=== Stored items ===
## start

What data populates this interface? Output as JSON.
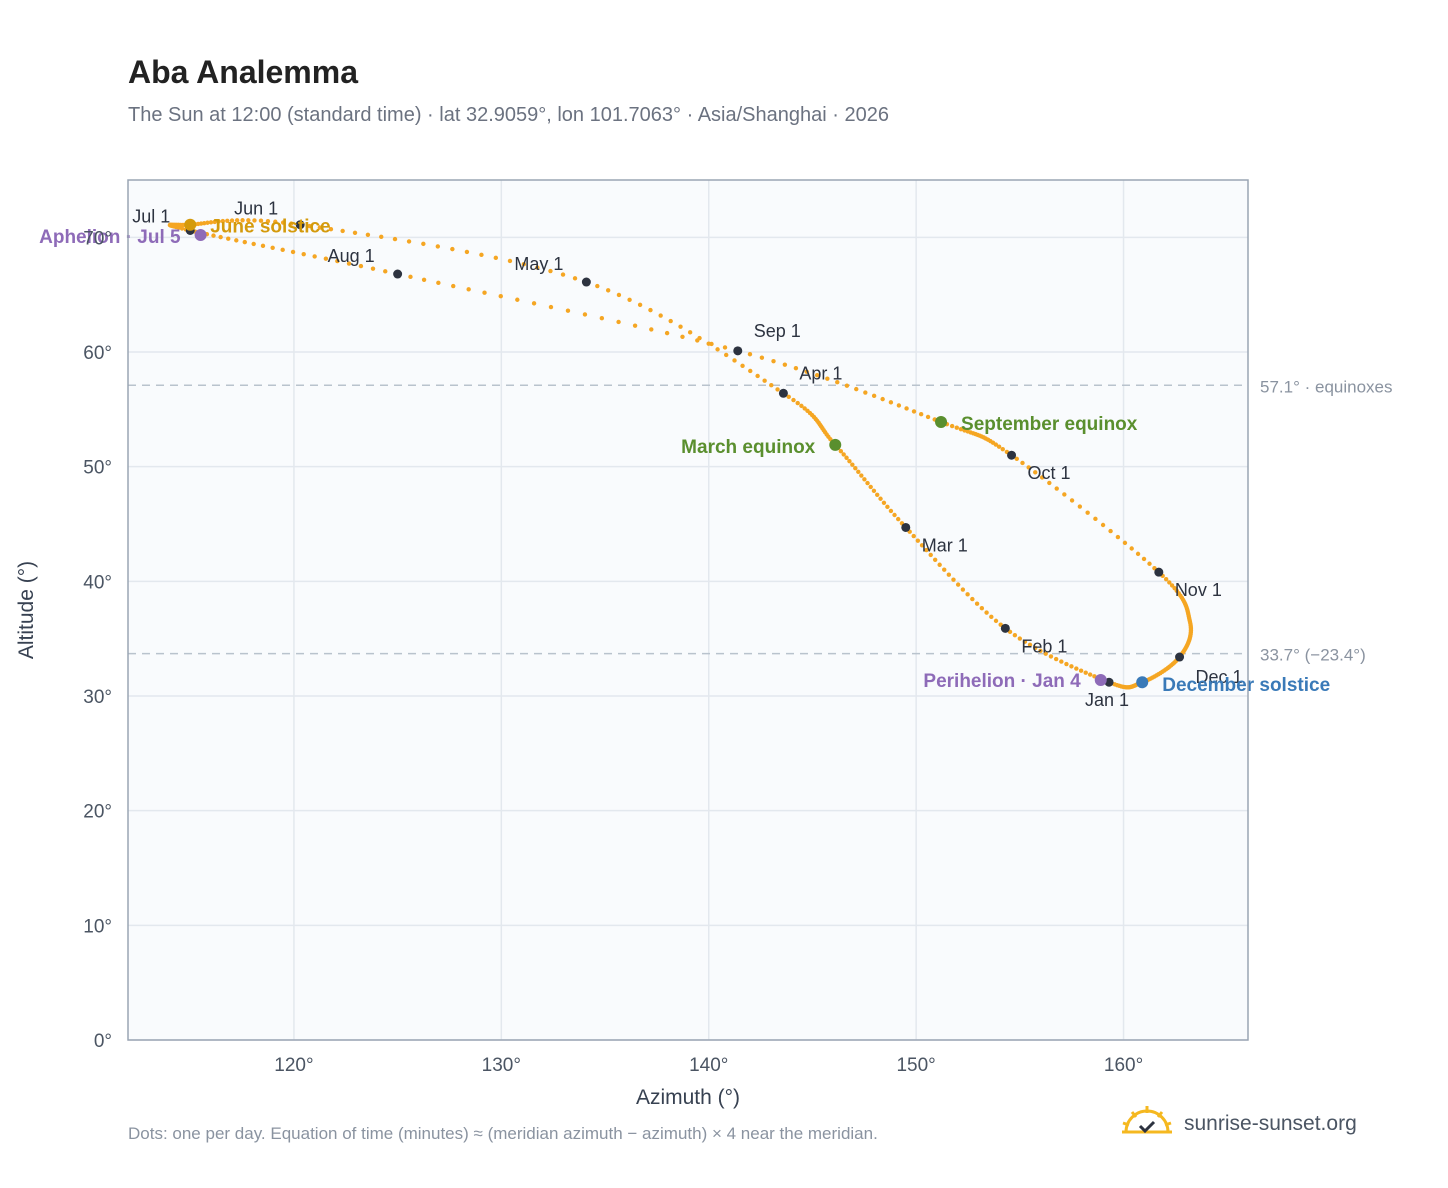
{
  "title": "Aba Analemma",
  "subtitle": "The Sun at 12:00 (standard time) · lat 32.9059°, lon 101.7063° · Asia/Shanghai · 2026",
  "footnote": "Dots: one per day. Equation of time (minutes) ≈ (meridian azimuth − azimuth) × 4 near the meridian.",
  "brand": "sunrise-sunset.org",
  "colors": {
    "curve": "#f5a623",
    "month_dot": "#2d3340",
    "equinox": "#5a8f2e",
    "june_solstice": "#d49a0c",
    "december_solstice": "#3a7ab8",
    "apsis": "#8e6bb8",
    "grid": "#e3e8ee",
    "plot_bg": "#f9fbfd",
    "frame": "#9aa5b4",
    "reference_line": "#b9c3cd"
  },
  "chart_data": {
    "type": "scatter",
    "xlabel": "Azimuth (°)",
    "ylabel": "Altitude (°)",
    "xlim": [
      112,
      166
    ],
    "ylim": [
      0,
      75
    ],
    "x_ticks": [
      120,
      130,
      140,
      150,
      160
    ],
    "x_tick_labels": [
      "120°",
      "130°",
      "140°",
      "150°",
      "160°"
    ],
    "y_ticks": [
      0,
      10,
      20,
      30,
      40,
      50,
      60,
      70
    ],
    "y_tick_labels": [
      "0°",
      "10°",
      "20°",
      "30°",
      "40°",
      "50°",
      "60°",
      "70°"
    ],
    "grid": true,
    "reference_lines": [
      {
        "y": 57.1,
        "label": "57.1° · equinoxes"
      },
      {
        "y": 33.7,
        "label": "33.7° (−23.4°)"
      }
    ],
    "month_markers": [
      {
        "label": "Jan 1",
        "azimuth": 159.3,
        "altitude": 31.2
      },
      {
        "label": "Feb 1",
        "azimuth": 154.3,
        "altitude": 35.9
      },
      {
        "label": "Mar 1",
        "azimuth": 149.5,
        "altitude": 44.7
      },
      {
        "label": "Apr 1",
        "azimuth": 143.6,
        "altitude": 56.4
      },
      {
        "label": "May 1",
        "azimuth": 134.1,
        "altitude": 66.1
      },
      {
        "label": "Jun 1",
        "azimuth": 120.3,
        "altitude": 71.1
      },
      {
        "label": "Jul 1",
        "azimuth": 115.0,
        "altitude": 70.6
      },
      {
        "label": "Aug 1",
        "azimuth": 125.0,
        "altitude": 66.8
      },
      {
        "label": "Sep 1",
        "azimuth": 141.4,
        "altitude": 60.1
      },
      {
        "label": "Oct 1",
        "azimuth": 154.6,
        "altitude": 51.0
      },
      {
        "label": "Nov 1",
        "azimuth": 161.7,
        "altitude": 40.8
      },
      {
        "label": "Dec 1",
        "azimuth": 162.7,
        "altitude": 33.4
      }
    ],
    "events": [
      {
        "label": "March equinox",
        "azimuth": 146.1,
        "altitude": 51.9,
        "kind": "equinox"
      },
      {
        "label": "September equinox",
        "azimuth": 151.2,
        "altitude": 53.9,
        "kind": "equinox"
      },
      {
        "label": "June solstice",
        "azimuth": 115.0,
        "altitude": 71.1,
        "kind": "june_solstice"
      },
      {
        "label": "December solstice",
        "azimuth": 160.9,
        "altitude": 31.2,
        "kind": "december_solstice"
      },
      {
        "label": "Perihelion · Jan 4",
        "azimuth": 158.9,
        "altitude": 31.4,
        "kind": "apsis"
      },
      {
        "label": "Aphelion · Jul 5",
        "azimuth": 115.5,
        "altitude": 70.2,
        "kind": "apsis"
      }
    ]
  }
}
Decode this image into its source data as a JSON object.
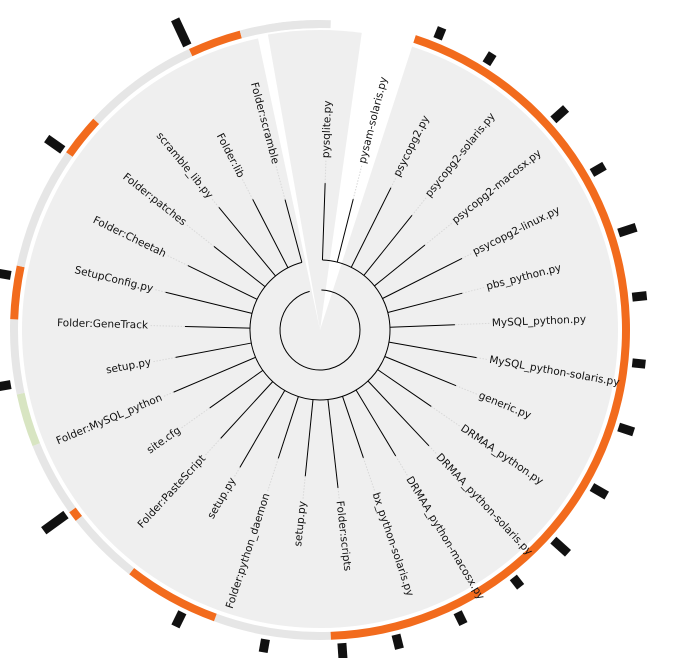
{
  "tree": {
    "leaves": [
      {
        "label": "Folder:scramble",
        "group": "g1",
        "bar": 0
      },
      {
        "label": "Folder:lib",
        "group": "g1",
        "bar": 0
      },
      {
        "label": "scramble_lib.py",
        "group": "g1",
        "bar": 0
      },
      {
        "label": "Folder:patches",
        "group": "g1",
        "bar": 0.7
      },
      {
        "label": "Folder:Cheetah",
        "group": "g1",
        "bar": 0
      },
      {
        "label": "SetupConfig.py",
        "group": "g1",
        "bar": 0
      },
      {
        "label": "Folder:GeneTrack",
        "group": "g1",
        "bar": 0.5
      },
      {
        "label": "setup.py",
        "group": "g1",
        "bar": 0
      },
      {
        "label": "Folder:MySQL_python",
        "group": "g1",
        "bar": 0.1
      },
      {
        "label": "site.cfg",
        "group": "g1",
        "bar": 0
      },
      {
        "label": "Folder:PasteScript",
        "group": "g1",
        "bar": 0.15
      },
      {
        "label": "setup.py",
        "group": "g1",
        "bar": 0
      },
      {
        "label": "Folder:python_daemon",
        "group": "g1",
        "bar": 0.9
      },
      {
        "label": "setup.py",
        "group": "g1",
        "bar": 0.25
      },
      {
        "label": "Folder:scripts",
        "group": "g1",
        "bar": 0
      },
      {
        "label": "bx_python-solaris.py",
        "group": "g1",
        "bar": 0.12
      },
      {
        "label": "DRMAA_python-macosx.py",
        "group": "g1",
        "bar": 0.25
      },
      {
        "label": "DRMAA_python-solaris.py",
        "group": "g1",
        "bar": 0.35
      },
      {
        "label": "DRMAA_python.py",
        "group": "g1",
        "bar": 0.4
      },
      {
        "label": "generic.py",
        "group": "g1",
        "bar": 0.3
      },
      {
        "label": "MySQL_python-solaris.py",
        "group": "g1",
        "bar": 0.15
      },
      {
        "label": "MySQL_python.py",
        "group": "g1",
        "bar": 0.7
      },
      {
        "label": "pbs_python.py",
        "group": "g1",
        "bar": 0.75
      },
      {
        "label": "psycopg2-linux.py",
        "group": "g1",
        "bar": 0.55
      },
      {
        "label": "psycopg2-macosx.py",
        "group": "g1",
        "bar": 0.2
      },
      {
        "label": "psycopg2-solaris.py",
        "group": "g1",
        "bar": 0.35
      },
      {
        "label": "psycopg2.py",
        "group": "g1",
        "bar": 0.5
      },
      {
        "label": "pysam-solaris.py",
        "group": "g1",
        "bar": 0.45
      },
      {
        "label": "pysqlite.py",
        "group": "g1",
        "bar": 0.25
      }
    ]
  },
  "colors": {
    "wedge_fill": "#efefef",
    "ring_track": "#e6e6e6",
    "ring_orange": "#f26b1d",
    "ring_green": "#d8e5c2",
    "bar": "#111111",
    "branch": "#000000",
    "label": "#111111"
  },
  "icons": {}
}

## end

=== REQUIRED TASK ===
Repeat the records word for word. Any picture in them should be left out.

=== RESULT FOR THIS EXERCISE ===
What data populates this interface? Output as JSON.
{
  "title": "Aba Analemma",
  "subtitle": "The Sun at 12:00 (standard time) · lat 32.9059°, lon 101.7063° · Asia/Shanghai · 2026",
  "footnote": "Dots: one per day. Equation of time (minutes) ≈ (meridian azimuth − azimuth) × 4 near the meridian.",
  "brand": "sunrise-sunset.org",
  "colors": {
    "curve": "#f5a623",
    "month_dot": "#2d3340",
    "equinox": "#5a8f2e",
    "june_solstice": "#d49a0c",
    "december_solstice": "#3a7ab8",
    "apsis": "#8e6bb8",
    "grid": "#e3e8ee",
    "plot_bg": "#f9fbfd",
    "frame": "#9aa5b4",
    "reference_line": "#b9c3cd"
  },
  "chart_data": {
    "type": "scatter",
    "xlabel": "Azimuth (°)",
    "ylabel": "Altitude (°)",
    "xlim": [
      112,
      166
    ],
    "ylim": [
      0,
      75
    ],
    "x_ticks": [
      120,
      130,
      140,
      150,
      160
    ],
    "x_tick_labels": [
      "120°",
      "130°",
      "140°",
      "150°",
      "160°"
    ],
    "y_ticks": [
      0,
      10,
      20,
      30,
      40,
      50,
      60,
      70
    ],
    "y_tick_labels": [
      "0°",
      "10°",
      "20°",
      "30°",
      "40°",
      "50°",
      "60°",
      "70°"
    ],
    "grid": true,
    "reference_lines": [
      {
        "y": 57.1,
        "label": "57.1° · equinoxes"
      },
      {
        "y": 33.7,
        "label": "33.7° (−23.4°)"
      }
    ],
    "month_markers": [
      {
        "label": "Jan 1",
        "azimuth": 159.3,
        "altitude": 31.2
      },
      {
        "label": "Feb 1",
        "azimuth": 154.3,
        "altitude": 35.9
      },
      {
        "label": "Mar 1",
        "azimuth": 149.5,
        "altitude": 44.7
      },
      {
        "label": "Apr 1",
        "azimuth": 143.6,
        "altitude": 56.4
      },
      {
        "label": "May 1",
        "azimuth": 134.1,
        "altitude": 66.1
      },
      {
        "label": "Jun 1",
        "azimuth": 120.3,
        "altitude": 71.1
      },
      {
        "label": "Jul 1",
        "azimuth": 115.0,
        "altitude": 70.6
      },
      {
        "label": "Aug 1",
        "azimuth": 125.0,
        "altitude": 66.8
      },
      {
        "label": "Sep 1",
        "azimuth": 141.4,
        "altitude": 60.1
      },
      {
        "label": "Oct 1",
        "azimuth": 154.6,
        "altitude": 51.0
      },
      {
        "label": "Nov 1",
        "azimuth": 161.7,
        "altitude": 40.8
      },
      {
        "label": "Dec 1",
        "azimuth": 162.7,
        "altitude": 33.4
      }
    ],
    "events": [
      {
        "label": "March equinox",
        "azimuth": 146.1,
        "altitude": 51.9,
        "kind": "equinox"
      },
      {
        "label": "September equinox",
        "azimuth": 151.2,
        "altitude": 53.9,
        "kind": "equinox"
      },
      {
        "label": "June solstice",
        "azimuth": 115.0,
        "altitude": 71.1,
        "kind": "june_solstice"
      },
      {
        "label": "December solstice",
        "azimuth": 160.9,
        "altitude": 31.2,
        "kind": "december_solstice"
      },
      {
        "label": "Perihelion · Jan 4",
        "azimuth": 158.9,
        "altitude": 31.4,
        "kind": "apsis"
      },
      {
        "label": "Aphelion · Jul 5",
        "azimuth": 115.5,
        "altitude": 70.2,
        "kind": "apsis"
      }
    ]
  }
}
Decode this image into its source data as a JSON object.
{
  "tree": {
    "leaves": [
      {
        "label": "Folder:scramble",
        "group": "g1",
        "bar": 0
      },
      {
        "label": "Folder:lib",
        "group": "g1",
        "bar": 0
      },
      {
        "label": "scramble_lib.py",
        "group": "g1",
        "bar": 0
      },
      {
        "label": "Folder:patches",
        "group": "g1",
        "bar": 0.7
      },
      {
        "label": "Folder:Cheetah",
        "group": "g1",
        "bar": 0
      },
      {
        "label": "SetupConfig.py",
        "group": "g1",
        "bar": 0
      },
      {
        "label": "Folder:GeneTrack",
        "group": "g1",
        "bar": 0.5
      },
      {
        "label": "setup.py",
        "group": "g1",
        "bar": 0
      },
      {
        "label": "Folder:MySQL_python",
        "group": "g1",
        "bar": 0.1
      },
      {
        "label": "site.cfg",
        "group": "g1",
        "bar": 0
      },
      {
        "label": "Folder:PasteScript",
        "group": "g1",
        "bar": 0.15
      },
      {
        "label": "setup.py",
        "group": "g1",
        "bar": 0
      },
      {
        "label": "Folder:python_daemon",
        "group": "g1",
        "bar": 0.9
      },
      {
        "label": "setup.py",
        "group": "g1",
        "bar": 0.25
      },
      {
        "label": "Folder:scripts",
        "group": "g1",
        "bar": 0
      },
      {
        "label": "bx_python-solaris.py",
        "group": "g1",
        "bar": 0.12
      },
      {
        "label": "DRMAA_python-macosx.py",
        "group": "g1",
        "bar": 0.25
      },
      {
        "label": "DRMAA_python-solaris.py",
        "group": "g1",
        "bar": 0.35
      },
      {
        "label": "DRMAA_python.py",
        "group": "g1",
        "bar": 0.4
      },
      {
        "label": "generic.py",
        "group": "g1",
        "bar": 0.3
      },
      {
        "label": "MySQL_python-solaris.py",
        "group": "g1",
        "bar": 0.15
      },
      {
        "label": "MySQL_python.py",
        "group": "g1",
        "bar": 0.7
      },
      {
        "label": "pbs_python.py",
        "group": "g1",
        "bar": 0.75
      },
      {
        "label": "psycopg2-linux.py",
        "group": "g1",
        "bar": 0.55
      },
      {
        "label": "psycopg2-macosx.py",
        "group": "g1",
        "bar": 0.2
      },
      {
        "label": "psycopg2-solaris.py",
        "group": "g1",
        "bar": 0.35
      },
      {
        "label": "psycopg2.py",
        "group": "g1",
        "bar": 0.5
      },
      {
        "label": "pysam-solaris.py",
        "group": "g1",
        "bar": 0.45
      },
      {
        "label": "pysqlite.py",
        "group": "g1",
        "bar": 0.25
      }
    ]
  },
  "colors": {
    "wedge_fill": "#efefef",
    "ring_track": "#e6e6e6",
    "ring_orange": "#f26b1d",
    "ring_green": "#d8e5c2",
    "bar": "#111111",
    "branch": "#000000",
    "label": "#111111"
  },
  "icons": {}
}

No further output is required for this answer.